• **STATED TASK**
Exclude the pictures, then repeat the remaining data exactly.

[Source records]
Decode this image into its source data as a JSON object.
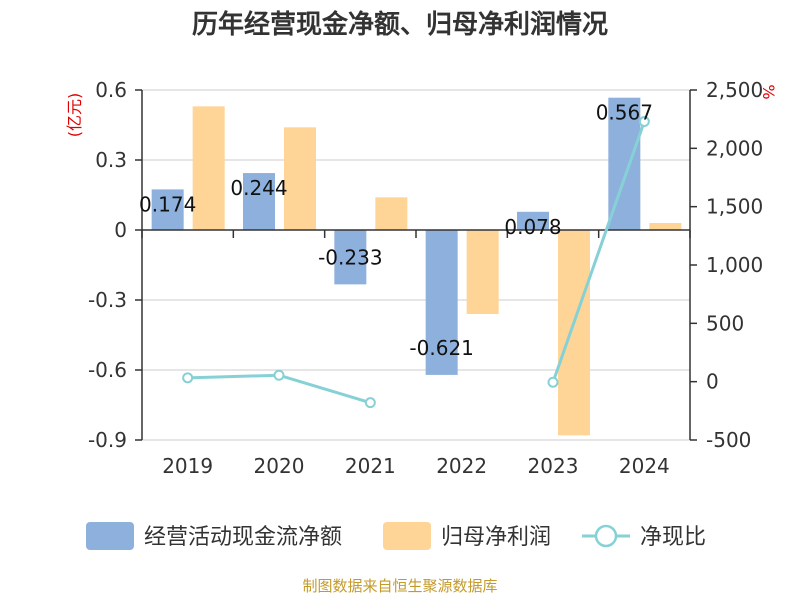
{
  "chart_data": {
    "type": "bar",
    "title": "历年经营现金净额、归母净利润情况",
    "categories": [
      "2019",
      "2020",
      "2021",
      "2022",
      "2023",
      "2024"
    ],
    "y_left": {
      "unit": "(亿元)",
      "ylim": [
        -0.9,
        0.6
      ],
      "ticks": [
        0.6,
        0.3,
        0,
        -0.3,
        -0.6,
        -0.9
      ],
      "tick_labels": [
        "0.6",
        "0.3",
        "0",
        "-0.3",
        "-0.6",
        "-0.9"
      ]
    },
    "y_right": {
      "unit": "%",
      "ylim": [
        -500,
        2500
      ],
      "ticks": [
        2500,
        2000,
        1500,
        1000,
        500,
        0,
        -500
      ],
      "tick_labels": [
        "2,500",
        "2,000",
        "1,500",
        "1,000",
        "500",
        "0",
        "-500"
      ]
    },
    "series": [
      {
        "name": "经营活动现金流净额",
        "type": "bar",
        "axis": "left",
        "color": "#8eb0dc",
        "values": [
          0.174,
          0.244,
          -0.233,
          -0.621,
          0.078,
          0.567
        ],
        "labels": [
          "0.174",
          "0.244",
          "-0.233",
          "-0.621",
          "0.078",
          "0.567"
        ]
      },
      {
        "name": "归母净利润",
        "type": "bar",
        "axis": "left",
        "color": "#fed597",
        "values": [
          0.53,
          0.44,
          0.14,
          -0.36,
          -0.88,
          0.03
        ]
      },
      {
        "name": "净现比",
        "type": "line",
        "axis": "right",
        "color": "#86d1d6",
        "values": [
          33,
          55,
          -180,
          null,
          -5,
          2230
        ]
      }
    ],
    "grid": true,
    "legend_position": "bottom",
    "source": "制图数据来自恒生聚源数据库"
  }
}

• **RESULT FOR THIS TASK**
Decode this image into its source data as a JSON object.
{
  "chart_data": {
    "type": "bar",
    "title": "历年经营现金净额、归母净利润情况",
    "categories": [
      "2019",
      "2020",
      "2021",
      "2022",
      "2023",
      "2024"
    ],
    "y_left": {
      "unit": "(亿元)",
      "ylim": [
        -0.9,
        0.6
      ],
      "ticks": [
        0.6,
        0.3,
        0,
        -0.3,
        -0.6,
        -0.9
      ],
      "tick_labels": [
        "0.6",
        "0.3",
        "0",
        "-0.3",
        "-0.6",
        "-0.9"
      ]
    },
    "y_right": {
      "unit": "%",
      "ylim": [
        -500,
        2500
      ],
      "ticks": [
        2500,
        2000,
        1500,
        1000,
        500,
        0,
        -500
      ],
      "tick_labels": [
        "2,500",
        "2,000",
        "1,500",
        "1,000",
        "500",
        "0",
        "-500"
      ]
    },
    "series": [
      {
        "name": "经营活动现金流净额",
        "type": "bar",
        "axis": "left",
        "color": "#8eb0dc",
        "values": [
          0.174,
          0.244,
          -0.233,
          -0.621,
          0.078,
          0.567
        ],
        "labels": [
          "0.174",
          "0.244",
          "-0.233",
          "-0.621",
          "0.078",
          "0.567"
        ]
      },
      {
        "name": "归母净利润",
        "type": "bar",
        "axis": "left",
        "color": "#fed597",
        "values": [
          0.53,
          0.44,
          0.14,
          -0.36,
          -0.88,
          0.03
        ]
      },
      {
        "name": "净现比",
        "type": "line",
        "axis": "right",
        "color": "#86d1d6",
        "values": [
          33,
          55,
          -180,
          null,
          -5,
          2230
        ]
      }
    ],
    "grid": true,
    "legend_position": "bottom",
    "source": "制图数据来自恒生聚源数据库"
  }
}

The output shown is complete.